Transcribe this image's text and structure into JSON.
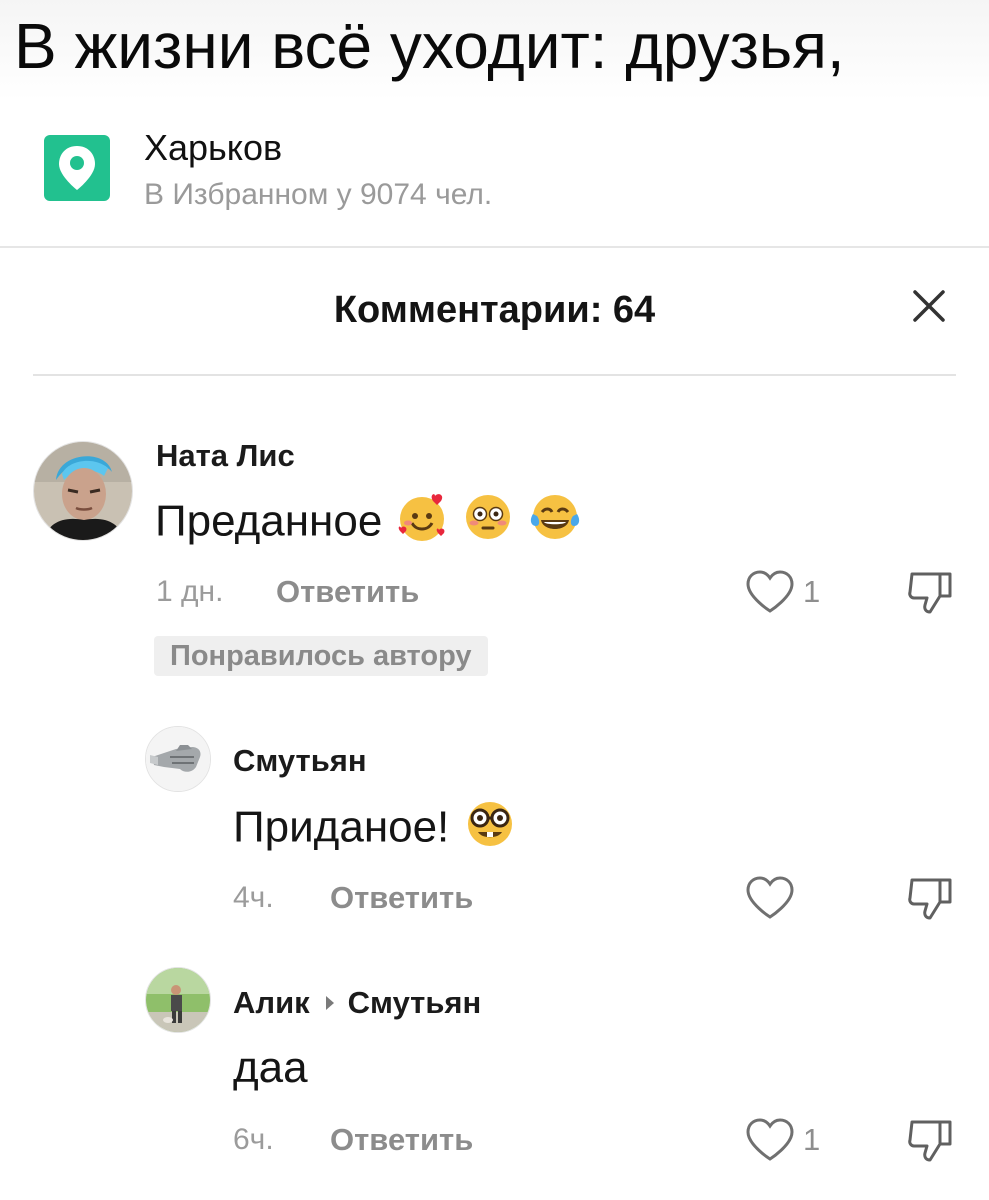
{
  "headline": {
    "text": "В жизни всё уходит: друзья,"
  },
  "location": {
    "icon": "map-pin-icon",
    "accent_color": "#22c18f",
    "title": "Харьков",
    "subtitle": "В Избранном у 9074 чел."
  },
  "comments_header": {
    "title": "Комментарии: 64",
    "close_icon": "close-icon"
  },
  "comments": [
    {
      "author": "Ната Лис",
      "text": "Преданное",
      "emojis": [
        "smiling-face-with-hearts",
        "flushed-face",
        "face-with-tears-of-joy"
      ],
      "time": "1 дн.",
      "reply_label": "Ответить",
      "likes": "1",
      "badge": "Понравилось автору"
    },
    {
      "author": "Смутьян",
      "text": "Приданое!",
      "emojis": [
        "nerd-face"
      ],
      "time": "4ч.",
      "reply_label": "Ответить",
      "likes": ""
    },
    {
      "author": "Алик",
      "reply_to": "Смутьян",
      "text": "даа",
      "emojis": [],
      "time": "6ч.",
      "reply_label": "Ответить",
      "likes": "1"
    }
  ]
}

- [TASK STATEMENT] Copy, from the material above, each line in which the string "with" occurs.

- [SOLUTION FOR THIS TASK]
        "smiling-face-with-hearts",
        "face-with-tears-of-joy"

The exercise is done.